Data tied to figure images

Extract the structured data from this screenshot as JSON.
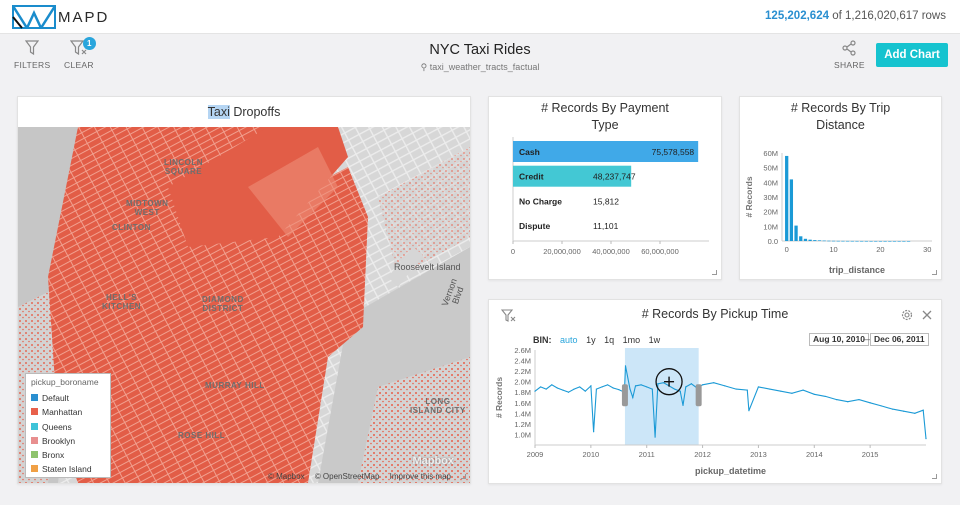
{
  "app": {
    "logo_text": "MAPD",
    "rows_filtered": "125,202,624",
    "rows_total": "of 1,216,020,617 rows"
  },
  "toolbar": {
    "filters_label": "FILTERS",
    "clear_label": "CLEAR",
    "clear_badge": "1",
    "title": "NYC Taxi Rides",
    "subtitle": "taxi_weather_tracts_factual",
    "share_label": "SHARE",
    "add_chart_label": "Add Chart"
  },
  "map": {
    "title_highlight": "Taxi",
    "title_rest": " Dropoffs",
    "legend_title": "pickup_boroname",
    "legend": [
      {
        "label": "Default",
        "color": "#2a8fd0"
      },
      {
        "label": "Manhattan",
        "color": "#e8604b"
      },
      {
        "label": "Queens",
        "color": "#3ec3d8"
      },
      {
        "label": "Brooklyn",
        "color": "#e88f8f"
      },
      {
        "label": "Bronx",
        "color": "#8fc36d"
      },
      {
        "label": "Staten Island",
        "color": "#f0a045"
      }
    ],
    "labels": {
      "lincoln_square": "LINCOLN\nSQUARE",
      "midtown_west": "MIDTOWN\nWEST",
      "clinton": "CLINTON",
      "hells_kitchen": "HELL'S\nKITCHEN",
      "diamond_district": "DIAMOND\nDISTRICT",
      "murray_hill": "MURRAY HILL",
      "rose_hill": "ROSE HILL",
      "roosevelt_island": "Roosevelt Island",
      "long_island_city": "LONG\nISLAND CITY",
      "vernon_blvd": "Vernon Blvd"
    },
    "attribution": [
      "© Mapbox",
      "© OpenStreetMap",
      "Improve this map"
    ],
    "watermark": "Mapbox"
  },
  "payment_chart": {
    "title": "# Records By Payment Type",
    "chart_data": {
      "type": "bar",
      "orientation": "horizontal",
      "categories": [
        "Cash",
        "Credit",
        "No Charge",
        "Dispute"
      ],
      "values": [
        75578558,
        48237747,
        15812,
        11101
      ],
      "value_labels": [
        "75,578,558",
        "48,237,747",
        "15,812",
        "11,101"
      ],
      "colors": [
        "#40a9e8",
        "#43c8d4",
        "#ffffff",
        "#ffffff"
      ],
      "xlim": [
        0,
        80000000
      ],
      "xticks": [
        0,
        20000000,
        40000000,
        60000000
      ],
      "xtick_labels": [
        "0",
        "20,000,000",
        "40,000,000",
        "60,000,000"
      ]
    }
  },
  "distance_chart": {
    "title": "# Records By Trip Distance",
    "chart_data": {
      "type": "bar",
      "xlabel": "trip_distance",
      "ylabel": "# Records",
      "xlim": [
        -1,
        31
      ],
      "ylim": [
        0,
        60000000
      ],
      "xticks": [
        0,
        10,
        20,
        30
      ],
      "yticks": [
        0,
        10000000,
        20000000,
        30000000,
        40000000,
        50000000,
        60000000
      ],
      "ytick_labels": [
        "0.0",
        "10M",
        "20M",
        "30M",
        "40M",
        "50M",
        "60M"
      ],
      "bar_width": 0.7,
      "x": [
        0,
        1,
        2,
        3,
        4,
        5,
        6,
        7,
        8,
        9,
        10,
        11,
        12,
        13,
        14,
        15,
        16,
        17,
        18,
        19,
        20,
        21,
        22,
        23,
        24,
        25,
        26
      ],
      "values": [
        58000000,
        42000000,
        10500000,
        3200000,
        1500000,
        900000,
        600000,
        450000,
        300000,
        200000,
        150000,
        100000,
        80000,
        60000,
        50000,
        40000,
        30000,
        25000,
        20000,
        15000,
        12000,
        10000,
        8000,
        6000,
        5000,
        4000,
        3000
      ]
    }
  },
  "time_chart": {
    "title": "# Records By Pickup Time",
    "bin_label": "BIN:",
    "bin_options": [
      "auto",
      "1y",
      "1q",
      "1mo",
      "1w"
    ],
    "bin_active": "auto",
    "date_from": "Aug 10, 2010",
    "date_sep": "—",
    "date_to": "Dec 06, 2011",
    "chart_data": {
      "type": "line",
      "xlabel": "pickup_datetime",
      "ylabel": "# Records",
      "xlim": [
        2009.0,
        2016.0
      ],
      "ylim": [
        0.8,
        2.6
      ],
      "yunit": "M",
      "xticks": [
        2009,
        2010,
        2011,
        2012,
        2013,
        2014,
        2015
      ],
      "yticks": [
        1.0,
        1.2,
        1.4,
        1.6,
        1.8,
        2.0,
        2.2,
        2.4,
        2.6
      ],
      "ytick_labels": [
        "1.0M",
        "1.2M",
        "1.4M",
        "1.6M",
        "1.8M",
        "2.0M",
        "2.2M",
        "2.4M",
        "2.6M"
      ],
      "brush": [
        2010.61,
        2011.93
      ],
      "series": [
        {
          "color": "#1b9ad6",
          "x": [
            2009.0,
            2009.1,
            2009.2,
            2009.3,
            2009.4,
            2009.5,
            2009.6,
            2009.7,
            2009.8,
            2009.9,
            2010.0,
            2010.05,
            2010.1,
            2010.2,
            2010.3,
            2010.4,
            2010.5,
            2010.6,
            2010.62,
            2010.7,
            2010.75,
            2010.8,
            2010.9,
            2011.0,
            2011.1,
            2011.15,
            2011.2,
            2011.3,
            2011.4,
            2011.5,
            2011.6,
            2011.65,
            2011.7,
            2011.8,
            2011.9,
            2012.0,
            2012.2,
            2012.4,
            2012.6,
            2012.8,
            2012.83,
            2013.0,
            2013.2,
            2013.4,
            2013.6,
            2013.8,
            2014.0,
            2014.2,
            2014.4,
            2014.6,
            2014.8,
            2015.0,
            2015.2,
            2015.4,
            2015.6,
            2015.8,
            2015.95,
            2016.0
          ],
          "values": [
            1.82,
            1.9,
            1.86,
            1.94,
            1.88,
            1.84,
            1.8,
            1.86,
            1.9,
            1.82,
            1.92,
            1.05,
            1.86,
            1.9,
            1.94,
            1.88,
            1.85,
            1.8,
            2.3,
            1.86,
            1.7,
            1.92,
            1.94,
            1.9,
            1.86,
            0.95,
            1.96,
            1.98,
            1.92,
            1.86,
            1.82,
            1.55,
            1.9,
            1.96,
            1.88,
            1.94,
            1.98,
            1.92,
            1.86,
            1.84,
            1.45,
            1.9,
            1.86,
            1.82,
            1.78,
            1.84,
            1.76,
            1.72,
            1.66,
            1.62,
            1.66,
            1.6,
            1.54,
            1.48,
            1.44,
            1.4,
            1.46,
            0.92
          ]
        }
      ]
    }
  }
}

EXERCISE REQUIREMENTS
Copy the material shown above in full and exactly. Skip the pictures.

SOLUTION
Extract the structured data from this screenshot as JSON.
{
  "app": {
    "logo_text": "MAPD",
    "rows_filtered": "125,202,624",
    "rows_total": "of 1,216,020,617 rows"
  },
  "toolbar": {
    "filters_label": "FILTERS",
    "clear_label": "CLEAR",
    "clear_badge": "1",
    "title": "NYC Taxi Rides",
    "subtitle": "taxi_weather_tracts_factual",
    "share_label": "SHARE",
    "add_chart_label": "Add Chart"
  },
  "map": {
    "title_highlight": "Taxi",
    "title_rest": " Dropoffs",
    "legend_title": "pickup_boroname",
    "legend": [
      {
        "label": "Default",
        "color": "#2a8fd0"
      },
      {
        "label": "Manhattan",
        "color": "#e8604b"
      },
      {
        "label": "Queens",
        "color": "#3ec3d8"
      },
      {
        "label": "Brooklyn",
        "color": "#e88f8f"
      },
      {
        "label": "Bronx",
        "color": "#8fc36d"
      },
      {
        "label": "Staten Island",
        "color": "#f0a045"
      }
    ],
    "labels": {
      "lincoln_square": "LINCOLN\nSQUARE",
      "midtown_west": "MIDTOWN\nWEST",
      "clinton": "CLINTON",
      "hells_kitchen": "HELL'S\nKITCHEN",
      "diamond_district": "DIAMOND\nDISTRICT",
      "murray_hill": "MURRAY HILL",
      "rose_hill": "ROSE HILL",
      "roosevelt_island": "Roosevelt Island",
      "long_island_city": "LONG\nISLAND CITY",
      "vernon_blvd": "Vernon Blvd"
    },
    "attribution": [
      "© Mapbox",
      "© OpenStreetMap",
      "Improve this map"
    ],
    "watermark": "Mapbox"
  },
  "payment_chart": {
    "title": "# Records By Payment Type",
    "chart_data": {
      "type": "bar",
      "orientation": "horizontal",
      "categories": [
        "Cash",
        "Credit",
        "No Charge",
        "Dispute"
      ],
      "values": [
        75578558,
        48237747,
        15812,
        11101
      ],
      "value_labels": [
        "75,578,558",
        "48,237,747",
        "15,812",
        "11,101"
      ],
      "colors": [
        "#40a9e8",
        "#43c8d4",
        "#ffffff",
        "#ffffff"
      ],
      "xlim": [
        0,
        80000000
      ],
      "xticks": [
        0,
        20000000,
        40000000,
        60000000
      ],
      "xtick_labels": [
        "0",
        "20,000,000",
        "40,000,000",
        "60,000,000"
      ]
    }
  },
  "distance_chart": {
    "title": "# Records By Trip Distance",
    "chart_data": {
      "type": "bar",
      "xlabel": "trip_distance",
      "ylabel": "# Records",
      "xlim": [
        -1,
        31
      ],
      "ylim": [
        0,
        60000000
      ],
      "xticks": [
        0,
        10,
        20,
        30
      ],
      "yticks": [
        0,
        10000000,
        20000000,
        30000000,
        40000000,
        50000000,
        60000000
      ],
      "ytick_labels": [
        "0.0",
        "10M",
        "20M",
        "30M",
        "40M",
        "50M",
        "60M"
      ],
      "bar_width": 0.7,
      "x": [
        0,
        1,
        2,
        3,
        4,
        5,
        6,
        7,
        8,
        9,
        10,
        11,
        12,
        13,
        14,
        15,
        16,
        17,
        18,
        19,
        20,
        21,
        22,
        23,
        24,
        25,
        26
      ],
      "values": [
        58000000,
        42000000,
        10500000,
        3200000,
        1500000,
        900000,
        600000,
        450000,
        300000,
        200000,
        150000,
        100000,
        80000,
        60000,
        50000,
        40000,
        30000,
        25000,
        20000,
        15000,
        12000,
        10000,
        8000,
        6000,
        5000,
        4000,
        3000
      ]
    }
  },
  "time_chart": {
    "title": "# Records By Pickup Time",
    "bin_label": "BIN:",
    "bin_options": [
      "auto",
      "1y",
      "1q",
      "1mo",
      "1w"
    ],
    "bin_active": "auto",
    "date_from": "Aug 10, 2010",
    "date_sep": "—",
    "date_to": "Dec 06, 2011",
    "chart_data": {
      "type": "line",
      "xlabel": "pickup_datetime",
      "ylabel": "# Records",
      "xlim": [
        2009.0,
        2016.0
      ],
      "ylim": [
        0.8,
        2.6
      ],
      "yunit": "M",
      "xticks": [
        2009,
        2010,
        2011,
        2012,
        2013,
        2014,
        2015
      ],
      "yticks": [
        1.0,
        1.2,
        1.4,
        1.6,
        1.8,
        2.0,
        2.2,
        2.4,
        2.6
      ],
      "ytick_labels": [
        "1.0M",
        "1.2M",
        "1.4M",
        "1.6M",
        "1.8M",
        "2.0M",
        "2.2M",
        "2.4M",
        "2.6M"
      ],
      "brush": [
        2010.61,
        2011.93
      ],
      "series": [
        {
          "color": "#1b9ad6",
          "x": [
            2009.0,
            2009.1,
            2009.2,
            2009.3,
            2009.4,
            2009.5,
            2009.6,
            2009.7,
            2009.8,
            2009.9,
            2010.0,
            2010.05,
            2010.1,
            2010.2,
            2010.3,
            2010.4,
            2010.5,
            2010.6,
            2010.62,
            2010.7,
            2010.75,
            2010.8,
            2010.9,
            2011.0,
            2011.1,
            2011.15,
            2011.2,
            2011.3,
            2011.4,
            2011.5,
            2011.6,
            2011.65,
            2011.7,
            2011.8,
            2011.9,
            2012.0,
            2012.2,
            2012.4,
            2012.6,
            2012.8,
            2012.83,
            2013.0,
            2013.2,
            2013.4,
            2013.6,
            2013.8,
            2014.0,
            2014.2,
            2014.4,
            2014.6,
            2014.8,
            2015.0,
            2015.2,
            2015.4,
            2015.6,
            2015.8,
            2015.95,
            2016.0
          ],
          "values": [
            1.82,
            1.9,
            1.86,
            1.94,
            1.88,
            1.84,
            1.8,
            1.86,
            1.9,
            1.82,
            1.92,
            1.05,
            1.86,
            1.9,
            1.94,
            1.88,
            1.85,
            1.8,
            2.3,
            1.86,
            1.7,
            1.92,
            1.94,
            1.9,
            1.86,
            0.95,
            1.96,
            1.98,
            1.92,
            1.86,
            1.82,
            1.55,
            1.9,
            1.96,
            1.88,
            1.94,
            1.98,
            1.92,
            1.86,
            1.84,
            1.45,
            1.9,
            1.86,
            1.82,
            1.78,
            1.84,
            1.76,
            1.72,
            1.66,
            1.62,
            1.66,
            1.6,
            1.54,
            1.48,
            1.44,
            1.4,
            1.46,
            0.92
          ]
        }
      ]
    }
  }
}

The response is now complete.